▶ **Required work**
All material below is to be reproduced exactly.

▶ **Source data**
....
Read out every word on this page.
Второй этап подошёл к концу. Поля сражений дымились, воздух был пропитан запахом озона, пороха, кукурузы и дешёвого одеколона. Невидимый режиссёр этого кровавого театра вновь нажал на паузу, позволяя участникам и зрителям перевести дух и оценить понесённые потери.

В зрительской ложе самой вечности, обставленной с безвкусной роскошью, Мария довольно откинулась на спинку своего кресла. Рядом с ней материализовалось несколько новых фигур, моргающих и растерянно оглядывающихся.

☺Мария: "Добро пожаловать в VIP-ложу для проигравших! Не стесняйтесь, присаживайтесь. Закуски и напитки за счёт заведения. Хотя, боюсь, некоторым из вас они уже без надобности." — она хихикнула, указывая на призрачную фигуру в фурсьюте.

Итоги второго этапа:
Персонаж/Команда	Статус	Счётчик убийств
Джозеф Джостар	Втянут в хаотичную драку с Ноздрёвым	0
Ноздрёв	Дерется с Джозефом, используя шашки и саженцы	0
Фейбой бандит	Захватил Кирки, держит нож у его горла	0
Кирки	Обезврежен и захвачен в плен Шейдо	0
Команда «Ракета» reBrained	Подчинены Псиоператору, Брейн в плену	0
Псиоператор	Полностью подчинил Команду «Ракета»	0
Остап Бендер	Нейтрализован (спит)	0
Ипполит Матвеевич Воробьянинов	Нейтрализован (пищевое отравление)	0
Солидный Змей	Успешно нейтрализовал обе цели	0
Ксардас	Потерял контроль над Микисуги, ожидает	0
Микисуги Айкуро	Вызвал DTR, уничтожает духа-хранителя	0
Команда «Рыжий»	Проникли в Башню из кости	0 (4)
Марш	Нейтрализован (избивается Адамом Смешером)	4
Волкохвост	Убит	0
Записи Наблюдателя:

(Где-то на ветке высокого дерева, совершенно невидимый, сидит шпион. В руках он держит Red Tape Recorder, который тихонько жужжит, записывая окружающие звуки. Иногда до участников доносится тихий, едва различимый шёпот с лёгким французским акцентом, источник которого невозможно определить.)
....
▶ **Problem solution**
Read out every word on this page.
Второй этап подошёл к концу. Поля сражений дымились, воздух был пропитан запахом озона, пороха, кукурузы и дешёвого одеколона. Невидимый режиссёр этого кровавого театра вновь нажал на паузу, позволяя участникам и зрителям перевести дух и оценить понесённые потери.

В зрительской ложе самой вечности, обставленной с безвкусной роскошью, Мария довольно откинулась на спинку своего кресла. Рядом с ней материализовалось несколько новых фигур, моргающих и растерянно оглядывающихся.

☺Мария: "Добро пожаловать в VIP-ложу для проигравших! Не стесняйтесь, присаживайтесь. Закуски и напитки за счёт заведения. Хотя, боюсь, некоторым из вас они уже без надобности." — она хихикнула, указывая на призрачную фигуру в фурсьюте.

Итоги второго этапа:
Персонаж/Команда	Статус	Счётчик убийств
Джозеф Джостар	Втянут в хаотичную драку с Ноздрёвым	0
Ноздрёв	Дерется с Джозефом, используя шашки и саженцы	0
Фейбой бандит	Захватил Кирки, держит нож у его горла	0
Кирки	Обезврежен и захвачен в плен Шейдо	0
Команда «Ракета» reBrained	Подчинены Псиоператору, Брейн в плену	0
Псиоператор	Полностью подчинил Команду «Ракета»	0
Остап Бендер	Нейтрализован (спит)	0
Ипполит Матвеевич Воробьянинов	Нейтрализован (пищевое отравление)	0
Солидный Змей	Успешно нейтрализовал обе цели	0
Ксардас	Потерял контроль над Микисуги, ожидает	0
Микисуги Айкуро	Вызвал DTR, уничтожает духа-хранителя	0
Команда «Рыжий»	Проникли в Башню из кости	0 (4)
Марш	Нейтрализован (избивается Адамом Смешером)	4
Волкохвост	Убит	0
Записи Наблюдателя:

(Где-то на ветке высокого дерева, совершенно невидимый, сидит шпион. В руках он держит Red Tape Recorder, который тихонько жужжит, записывая окружающие звуки. Иногда до участников доносится тихий, едва различимый шёпот с лёгким французским акцентом, источник которого невозможно определить.)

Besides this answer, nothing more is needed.